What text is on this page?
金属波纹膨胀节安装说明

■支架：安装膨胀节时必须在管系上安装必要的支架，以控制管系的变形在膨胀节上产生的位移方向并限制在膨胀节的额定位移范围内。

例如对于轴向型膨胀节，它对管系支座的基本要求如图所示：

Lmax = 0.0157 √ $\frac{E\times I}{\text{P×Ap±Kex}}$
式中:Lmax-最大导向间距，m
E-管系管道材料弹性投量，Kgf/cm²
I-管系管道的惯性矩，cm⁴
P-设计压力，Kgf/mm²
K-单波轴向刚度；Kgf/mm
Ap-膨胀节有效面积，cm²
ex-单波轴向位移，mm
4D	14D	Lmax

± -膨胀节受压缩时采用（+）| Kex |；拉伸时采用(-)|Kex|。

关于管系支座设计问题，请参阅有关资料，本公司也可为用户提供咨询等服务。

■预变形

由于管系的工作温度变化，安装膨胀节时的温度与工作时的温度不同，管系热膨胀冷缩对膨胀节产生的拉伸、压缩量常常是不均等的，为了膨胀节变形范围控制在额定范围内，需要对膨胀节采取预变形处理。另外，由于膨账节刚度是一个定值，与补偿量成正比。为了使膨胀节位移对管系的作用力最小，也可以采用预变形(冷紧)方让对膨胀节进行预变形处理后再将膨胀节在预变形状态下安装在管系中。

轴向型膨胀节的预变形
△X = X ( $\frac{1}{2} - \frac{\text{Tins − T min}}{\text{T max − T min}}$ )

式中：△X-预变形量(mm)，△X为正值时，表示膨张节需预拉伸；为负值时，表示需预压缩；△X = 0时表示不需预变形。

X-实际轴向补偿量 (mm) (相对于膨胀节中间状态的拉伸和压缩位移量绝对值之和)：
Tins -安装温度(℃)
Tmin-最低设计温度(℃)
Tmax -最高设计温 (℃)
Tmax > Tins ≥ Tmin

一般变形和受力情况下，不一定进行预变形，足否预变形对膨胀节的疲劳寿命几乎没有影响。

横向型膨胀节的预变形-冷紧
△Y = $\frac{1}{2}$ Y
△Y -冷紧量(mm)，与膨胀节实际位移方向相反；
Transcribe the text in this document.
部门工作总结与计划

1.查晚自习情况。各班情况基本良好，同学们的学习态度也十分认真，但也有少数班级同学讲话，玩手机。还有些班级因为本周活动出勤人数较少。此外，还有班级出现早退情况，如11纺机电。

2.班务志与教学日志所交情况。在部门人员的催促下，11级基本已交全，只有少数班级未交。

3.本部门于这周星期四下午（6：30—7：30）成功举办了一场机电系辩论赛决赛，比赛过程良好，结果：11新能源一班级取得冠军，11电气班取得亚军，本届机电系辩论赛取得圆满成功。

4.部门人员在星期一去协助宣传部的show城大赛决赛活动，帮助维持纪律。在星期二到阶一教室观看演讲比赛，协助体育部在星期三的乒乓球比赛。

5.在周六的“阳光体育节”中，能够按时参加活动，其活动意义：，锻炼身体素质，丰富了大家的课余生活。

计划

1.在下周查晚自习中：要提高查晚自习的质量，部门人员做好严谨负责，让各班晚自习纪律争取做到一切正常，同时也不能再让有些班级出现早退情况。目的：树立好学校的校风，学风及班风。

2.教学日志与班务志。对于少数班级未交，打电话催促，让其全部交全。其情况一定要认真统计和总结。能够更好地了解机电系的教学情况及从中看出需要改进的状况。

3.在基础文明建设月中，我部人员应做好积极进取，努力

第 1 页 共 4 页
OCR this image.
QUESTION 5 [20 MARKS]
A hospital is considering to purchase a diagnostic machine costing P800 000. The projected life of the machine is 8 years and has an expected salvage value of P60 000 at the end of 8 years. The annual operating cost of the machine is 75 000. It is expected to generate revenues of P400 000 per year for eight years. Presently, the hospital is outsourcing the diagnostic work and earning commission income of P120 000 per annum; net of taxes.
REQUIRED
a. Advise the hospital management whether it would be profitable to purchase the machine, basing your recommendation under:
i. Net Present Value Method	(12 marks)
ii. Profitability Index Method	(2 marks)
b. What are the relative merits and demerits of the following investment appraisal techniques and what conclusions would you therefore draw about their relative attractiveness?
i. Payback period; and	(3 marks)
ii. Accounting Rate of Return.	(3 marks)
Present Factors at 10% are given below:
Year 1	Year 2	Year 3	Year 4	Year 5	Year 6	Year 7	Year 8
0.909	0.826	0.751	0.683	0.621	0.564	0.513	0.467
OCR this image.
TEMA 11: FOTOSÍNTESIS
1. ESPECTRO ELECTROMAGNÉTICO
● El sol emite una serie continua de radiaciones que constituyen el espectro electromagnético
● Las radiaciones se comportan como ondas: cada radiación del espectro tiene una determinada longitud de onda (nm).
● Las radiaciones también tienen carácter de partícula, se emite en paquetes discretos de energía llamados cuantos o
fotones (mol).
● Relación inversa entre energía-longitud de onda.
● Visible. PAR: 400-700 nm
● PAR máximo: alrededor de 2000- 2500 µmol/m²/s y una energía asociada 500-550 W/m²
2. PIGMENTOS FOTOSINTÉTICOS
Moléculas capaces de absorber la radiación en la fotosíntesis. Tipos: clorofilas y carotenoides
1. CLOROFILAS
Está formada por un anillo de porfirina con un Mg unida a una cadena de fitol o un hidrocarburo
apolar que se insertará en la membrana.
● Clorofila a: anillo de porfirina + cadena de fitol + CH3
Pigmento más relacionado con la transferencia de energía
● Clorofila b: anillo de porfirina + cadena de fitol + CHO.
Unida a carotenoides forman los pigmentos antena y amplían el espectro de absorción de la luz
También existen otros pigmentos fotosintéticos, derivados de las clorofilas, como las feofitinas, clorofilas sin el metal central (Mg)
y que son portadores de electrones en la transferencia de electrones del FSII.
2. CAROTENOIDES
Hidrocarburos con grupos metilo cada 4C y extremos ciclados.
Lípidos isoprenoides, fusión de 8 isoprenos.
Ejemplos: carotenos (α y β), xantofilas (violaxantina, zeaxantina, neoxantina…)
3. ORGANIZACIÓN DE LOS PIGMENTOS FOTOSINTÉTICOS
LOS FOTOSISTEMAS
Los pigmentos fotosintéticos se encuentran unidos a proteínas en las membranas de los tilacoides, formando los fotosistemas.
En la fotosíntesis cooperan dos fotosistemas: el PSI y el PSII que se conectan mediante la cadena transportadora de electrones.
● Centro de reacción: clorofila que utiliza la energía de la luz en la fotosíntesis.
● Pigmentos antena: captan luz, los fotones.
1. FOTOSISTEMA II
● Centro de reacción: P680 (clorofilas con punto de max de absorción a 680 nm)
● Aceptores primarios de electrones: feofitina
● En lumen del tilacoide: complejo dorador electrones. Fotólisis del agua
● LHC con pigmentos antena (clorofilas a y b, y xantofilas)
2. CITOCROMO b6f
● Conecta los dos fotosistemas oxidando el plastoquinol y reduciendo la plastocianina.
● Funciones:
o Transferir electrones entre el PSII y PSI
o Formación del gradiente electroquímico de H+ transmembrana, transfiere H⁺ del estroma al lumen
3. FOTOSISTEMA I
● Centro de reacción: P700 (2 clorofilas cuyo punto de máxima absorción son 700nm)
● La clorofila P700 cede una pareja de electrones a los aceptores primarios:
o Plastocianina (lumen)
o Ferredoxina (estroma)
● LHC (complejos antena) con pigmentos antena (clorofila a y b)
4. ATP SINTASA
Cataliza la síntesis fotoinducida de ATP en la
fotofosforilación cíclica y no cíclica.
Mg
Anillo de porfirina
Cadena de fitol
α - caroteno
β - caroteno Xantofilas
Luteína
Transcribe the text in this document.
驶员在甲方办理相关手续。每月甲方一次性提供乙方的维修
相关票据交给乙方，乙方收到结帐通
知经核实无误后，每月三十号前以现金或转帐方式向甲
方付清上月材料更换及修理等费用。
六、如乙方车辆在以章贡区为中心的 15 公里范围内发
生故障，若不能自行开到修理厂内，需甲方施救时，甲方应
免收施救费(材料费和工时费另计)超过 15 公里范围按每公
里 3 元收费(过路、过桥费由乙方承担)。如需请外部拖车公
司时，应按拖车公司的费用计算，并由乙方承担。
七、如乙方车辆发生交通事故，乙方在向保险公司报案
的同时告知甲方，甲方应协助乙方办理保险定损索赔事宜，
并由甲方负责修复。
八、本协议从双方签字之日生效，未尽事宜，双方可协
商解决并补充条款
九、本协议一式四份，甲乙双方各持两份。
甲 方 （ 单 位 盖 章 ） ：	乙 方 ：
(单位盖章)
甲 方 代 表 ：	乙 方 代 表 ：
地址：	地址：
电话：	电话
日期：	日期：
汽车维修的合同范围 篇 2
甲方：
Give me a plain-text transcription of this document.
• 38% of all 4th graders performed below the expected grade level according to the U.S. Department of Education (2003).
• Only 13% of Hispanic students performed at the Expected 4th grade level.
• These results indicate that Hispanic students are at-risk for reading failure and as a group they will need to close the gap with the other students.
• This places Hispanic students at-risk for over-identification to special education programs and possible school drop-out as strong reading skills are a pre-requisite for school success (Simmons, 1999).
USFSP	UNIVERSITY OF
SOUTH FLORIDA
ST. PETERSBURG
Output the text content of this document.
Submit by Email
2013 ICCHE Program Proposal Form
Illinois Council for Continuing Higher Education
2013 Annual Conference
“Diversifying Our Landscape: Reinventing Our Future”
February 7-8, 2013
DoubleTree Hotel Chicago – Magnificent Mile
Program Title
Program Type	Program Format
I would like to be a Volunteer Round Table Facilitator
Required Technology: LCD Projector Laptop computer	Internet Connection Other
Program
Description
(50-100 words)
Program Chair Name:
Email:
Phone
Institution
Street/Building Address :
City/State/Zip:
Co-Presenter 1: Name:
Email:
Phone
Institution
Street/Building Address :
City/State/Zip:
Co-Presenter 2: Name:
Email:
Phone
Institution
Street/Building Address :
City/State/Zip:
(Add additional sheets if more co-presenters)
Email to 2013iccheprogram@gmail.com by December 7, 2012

☆ ☆ ☆ ☆ ☆ ☆ ☆

Problem statement: Find the lines containing "electrones" and pull them out.

Result below:
y que son portadores de electrones en la transferencia de electrones del FSII.
En la fotosíntesis cooperan dos fotosistemas: el PSI y el PSII que se conectan mediante la cadena transportadora de electrones.
● Aceptores primarios de electrones: feofitina
● En lumen del tilacoide: complejo dorador electrones. Fotólisis del agua
o Transferir electrones entre el PSII y PSI
● La clorofila P700 cede una pareja de electrones a los aceptores primarios:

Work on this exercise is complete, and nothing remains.